WORK REQUIRED » In the records, copy everything from the line containing "segment this screenshot: for" down to the line containing "identify all the", substituting "outer-frame" for "outer-border" and keeping everything else the same.

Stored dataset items
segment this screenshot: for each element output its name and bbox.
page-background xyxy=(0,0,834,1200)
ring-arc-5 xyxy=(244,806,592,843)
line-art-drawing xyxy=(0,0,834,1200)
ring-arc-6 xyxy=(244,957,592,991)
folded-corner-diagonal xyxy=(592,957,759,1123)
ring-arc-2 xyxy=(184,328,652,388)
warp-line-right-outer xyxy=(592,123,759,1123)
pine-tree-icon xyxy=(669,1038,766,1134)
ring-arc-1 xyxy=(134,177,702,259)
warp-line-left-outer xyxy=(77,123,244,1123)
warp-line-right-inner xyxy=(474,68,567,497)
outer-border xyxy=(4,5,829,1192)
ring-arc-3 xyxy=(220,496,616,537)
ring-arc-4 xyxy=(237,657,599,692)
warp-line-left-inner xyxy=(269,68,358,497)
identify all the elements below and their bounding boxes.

==

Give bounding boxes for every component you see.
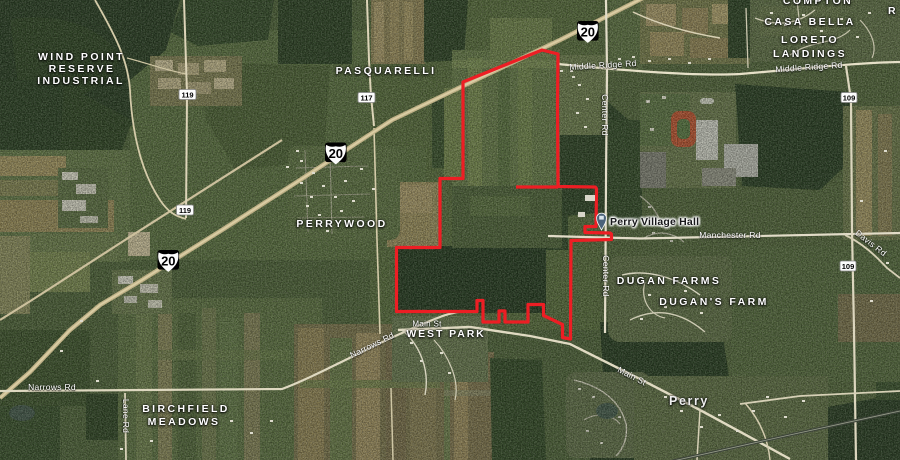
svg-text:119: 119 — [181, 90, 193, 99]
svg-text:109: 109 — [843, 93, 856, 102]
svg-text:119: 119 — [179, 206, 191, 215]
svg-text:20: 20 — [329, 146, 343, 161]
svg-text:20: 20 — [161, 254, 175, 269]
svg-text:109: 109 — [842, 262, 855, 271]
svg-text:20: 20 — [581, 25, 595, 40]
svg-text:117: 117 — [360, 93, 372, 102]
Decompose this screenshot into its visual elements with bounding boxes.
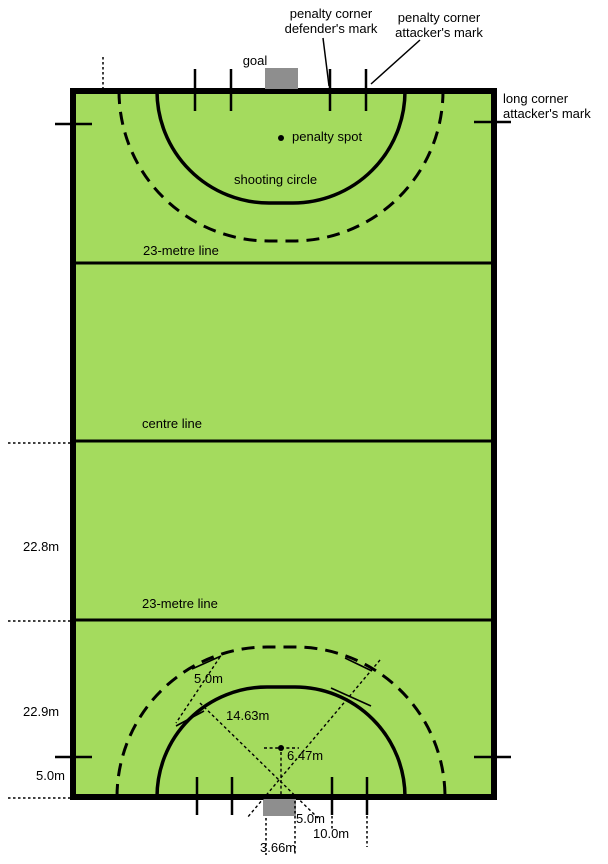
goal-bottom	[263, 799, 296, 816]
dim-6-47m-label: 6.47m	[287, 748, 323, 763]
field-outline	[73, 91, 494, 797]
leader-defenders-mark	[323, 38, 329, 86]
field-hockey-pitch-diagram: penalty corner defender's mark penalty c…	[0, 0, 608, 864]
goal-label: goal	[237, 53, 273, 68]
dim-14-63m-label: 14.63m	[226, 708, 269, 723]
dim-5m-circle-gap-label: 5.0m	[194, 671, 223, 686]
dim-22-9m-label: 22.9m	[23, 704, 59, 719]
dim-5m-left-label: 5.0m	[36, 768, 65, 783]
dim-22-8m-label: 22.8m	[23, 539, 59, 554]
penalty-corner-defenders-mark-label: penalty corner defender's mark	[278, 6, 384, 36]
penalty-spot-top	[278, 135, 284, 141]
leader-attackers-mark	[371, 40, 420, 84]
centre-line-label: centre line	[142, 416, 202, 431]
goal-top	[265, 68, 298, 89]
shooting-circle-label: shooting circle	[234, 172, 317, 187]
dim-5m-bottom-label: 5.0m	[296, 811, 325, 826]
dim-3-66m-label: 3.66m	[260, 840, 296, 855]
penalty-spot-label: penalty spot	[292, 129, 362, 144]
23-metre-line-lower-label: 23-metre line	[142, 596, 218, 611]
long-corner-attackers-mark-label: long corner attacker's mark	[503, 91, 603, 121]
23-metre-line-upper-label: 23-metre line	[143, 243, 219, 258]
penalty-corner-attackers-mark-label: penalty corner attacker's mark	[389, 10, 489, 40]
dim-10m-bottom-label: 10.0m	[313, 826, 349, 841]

==

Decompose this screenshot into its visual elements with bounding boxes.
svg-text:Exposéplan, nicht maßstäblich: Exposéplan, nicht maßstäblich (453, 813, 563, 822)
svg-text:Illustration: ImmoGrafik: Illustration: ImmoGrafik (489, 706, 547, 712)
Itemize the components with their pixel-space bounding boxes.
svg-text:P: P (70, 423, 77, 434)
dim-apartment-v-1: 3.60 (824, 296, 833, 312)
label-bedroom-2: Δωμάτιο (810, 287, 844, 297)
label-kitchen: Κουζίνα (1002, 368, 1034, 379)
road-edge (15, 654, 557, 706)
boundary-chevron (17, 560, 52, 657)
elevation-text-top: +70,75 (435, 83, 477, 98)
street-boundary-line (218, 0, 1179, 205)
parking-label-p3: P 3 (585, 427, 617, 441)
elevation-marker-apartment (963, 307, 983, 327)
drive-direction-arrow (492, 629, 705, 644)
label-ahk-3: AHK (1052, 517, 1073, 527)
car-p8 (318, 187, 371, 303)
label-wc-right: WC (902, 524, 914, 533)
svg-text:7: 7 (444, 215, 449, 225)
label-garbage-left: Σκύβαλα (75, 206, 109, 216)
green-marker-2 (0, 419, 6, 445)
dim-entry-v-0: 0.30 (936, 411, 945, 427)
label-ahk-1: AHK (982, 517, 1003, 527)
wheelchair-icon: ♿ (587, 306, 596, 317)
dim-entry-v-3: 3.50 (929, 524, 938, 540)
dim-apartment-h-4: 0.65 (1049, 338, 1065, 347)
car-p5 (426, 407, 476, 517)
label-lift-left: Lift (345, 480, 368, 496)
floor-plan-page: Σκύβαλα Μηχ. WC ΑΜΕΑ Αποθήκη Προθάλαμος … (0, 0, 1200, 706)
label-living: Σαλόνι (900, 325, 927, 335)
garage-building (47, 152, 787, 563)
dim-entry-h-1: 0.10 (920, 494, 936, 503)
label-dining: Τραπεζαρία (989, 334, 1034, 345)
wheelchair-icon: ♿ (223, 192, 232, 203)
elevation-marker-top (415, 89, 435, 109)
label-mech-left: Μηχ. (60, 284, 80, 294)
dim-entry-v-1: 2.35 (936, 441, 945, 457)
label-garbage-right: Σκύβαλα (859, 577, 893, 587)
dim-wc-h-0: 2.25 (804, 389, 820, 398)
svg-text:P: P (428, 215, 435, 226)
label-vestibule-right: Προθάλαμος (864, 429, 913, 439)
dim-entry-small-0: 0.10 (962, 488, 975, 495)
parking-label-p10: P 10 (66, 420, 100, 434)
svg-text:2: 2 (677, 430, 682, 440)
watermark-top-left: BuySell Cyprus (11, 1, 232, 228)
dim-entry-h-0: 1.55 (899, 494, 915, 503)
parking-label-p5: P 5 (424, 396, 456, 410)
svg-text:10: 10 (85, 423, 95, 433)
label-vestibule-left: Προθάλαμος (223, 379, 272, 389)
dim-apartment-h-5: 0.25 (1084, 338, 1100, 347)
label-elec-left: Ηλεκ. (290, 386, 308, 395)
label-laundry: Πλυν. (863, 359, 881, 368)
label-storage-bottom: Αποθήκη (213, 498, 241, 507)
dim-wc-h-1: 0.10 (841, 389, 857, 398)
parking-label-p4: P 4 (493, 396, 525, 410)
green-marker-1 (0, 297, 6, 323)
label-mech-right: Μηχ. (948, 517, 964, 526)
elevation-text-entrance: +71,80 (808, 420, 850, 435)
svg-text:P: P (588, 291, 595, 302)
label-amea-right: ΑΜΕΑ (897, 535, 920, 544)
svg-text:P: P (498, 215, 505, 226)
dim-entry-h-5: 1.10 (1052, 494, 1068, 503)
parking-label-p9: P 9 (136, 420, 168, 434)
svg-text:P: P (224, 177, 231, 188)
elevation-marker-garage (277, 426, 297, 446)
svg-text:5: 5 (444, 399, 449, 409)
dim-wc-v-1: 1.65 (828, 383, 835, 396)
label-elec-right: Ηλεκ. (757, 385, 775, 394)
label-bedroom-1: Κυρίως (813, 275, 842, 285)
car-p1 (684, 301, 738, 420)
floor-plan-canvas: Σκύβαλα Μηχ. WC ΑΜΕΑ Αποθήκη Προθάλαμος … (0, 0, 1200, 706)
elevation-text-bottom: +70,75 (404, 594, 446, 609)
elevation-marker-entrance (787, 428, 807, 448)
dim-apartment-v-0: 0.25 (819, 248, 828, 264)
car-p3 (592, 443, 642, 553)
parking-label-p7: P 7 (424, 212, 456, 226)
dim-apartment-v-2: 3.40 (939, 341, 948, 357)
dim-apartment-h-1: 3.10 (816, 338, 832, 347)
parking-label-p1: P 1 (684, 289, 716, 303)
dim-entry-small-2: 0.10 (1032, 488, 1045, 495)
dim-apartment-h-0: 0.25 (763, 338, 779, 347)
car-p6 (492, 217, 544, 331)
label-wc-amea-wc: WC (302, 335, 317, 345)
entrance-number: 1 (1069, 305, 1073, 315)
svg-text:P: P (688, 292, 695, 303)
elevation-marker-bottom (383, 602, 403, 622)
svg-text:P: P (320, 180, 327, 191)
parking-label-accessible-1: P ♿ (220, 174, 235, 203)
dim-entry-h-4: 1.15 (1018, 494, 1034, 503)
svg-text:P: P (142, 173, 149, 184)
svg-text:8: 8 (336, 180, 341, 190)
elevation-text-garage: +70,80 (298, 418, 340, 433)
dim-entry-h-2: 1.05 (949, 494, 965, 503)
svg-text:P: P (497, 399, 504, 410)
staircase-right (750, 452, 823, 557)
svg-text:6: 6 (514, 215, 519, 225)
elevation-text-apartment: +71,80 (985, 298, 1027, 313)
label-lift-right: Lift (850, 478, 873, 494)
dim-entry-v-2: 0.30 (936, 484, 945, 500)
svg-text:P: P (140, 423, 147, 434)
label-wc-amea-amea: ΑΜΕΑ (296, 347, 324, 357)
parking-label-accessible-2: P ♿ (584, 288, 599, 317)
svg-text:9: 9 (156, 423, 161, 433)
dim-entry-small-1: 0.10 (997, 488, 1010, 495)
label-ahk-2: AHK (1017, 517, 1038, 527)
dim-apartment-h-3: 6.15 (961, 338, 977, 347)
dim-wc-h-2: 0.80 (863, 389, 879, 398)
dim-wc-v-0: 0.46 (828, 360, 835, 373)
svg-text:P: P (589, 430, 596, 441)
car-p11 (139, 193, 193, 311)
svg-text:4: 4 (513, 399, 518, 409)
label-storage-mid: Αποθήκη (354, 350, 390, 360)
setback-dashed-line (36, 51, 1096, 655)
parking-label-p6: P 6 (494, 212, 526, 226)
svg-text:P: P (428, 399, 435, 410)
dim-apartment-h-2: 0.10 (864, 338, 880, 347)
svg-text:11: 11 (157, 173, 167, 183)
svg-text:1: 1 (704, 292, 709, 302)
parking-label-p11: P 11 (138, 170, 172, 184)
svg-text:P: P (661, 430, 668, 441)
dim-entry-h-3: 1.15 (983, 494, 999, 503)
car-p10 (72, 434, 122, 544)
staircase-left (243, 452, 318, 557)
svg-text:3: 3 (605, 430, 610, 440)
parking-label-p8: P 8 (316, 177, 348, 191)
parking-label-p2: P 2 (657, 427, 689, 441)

ANSWER TO THIS EXERCISE »
segment this screenshot: for each element output its name and bbox.
page-background xyxy=(0,0,834,1200)
ring-arc-5 xyxy=(244,806,592,843)
line-art-drawing xyxy=(0,0,834,1200)
ring-arc-6 xyxy=(244,957,592,991)
folded-corner-diagonal xyxy=(592,957,759,1123)
ring-arc-2 xyxy=(184,328,652,388)
warp-line-right-outer xyxy=(592,123,759,1123)
pine-tree-icon xyxy=(669,1038,766,1134)
ring-arc-1 xyxy=(134,177,702,259)
warp-line-left-outer xyxy=(77,123,244,1123)
warp-line-right-inner xyxy=(474,68,567,497)
outer-frame xyxy=(4,5,829,1192)
ring-arc-3 xyxy=(220,496,616,537)
ring-arc-4 xyxy=(237,657,599,692)
warp-line-left-inner xyxy=(269,68,358,497)
identify all the elements below and their bounding boxes.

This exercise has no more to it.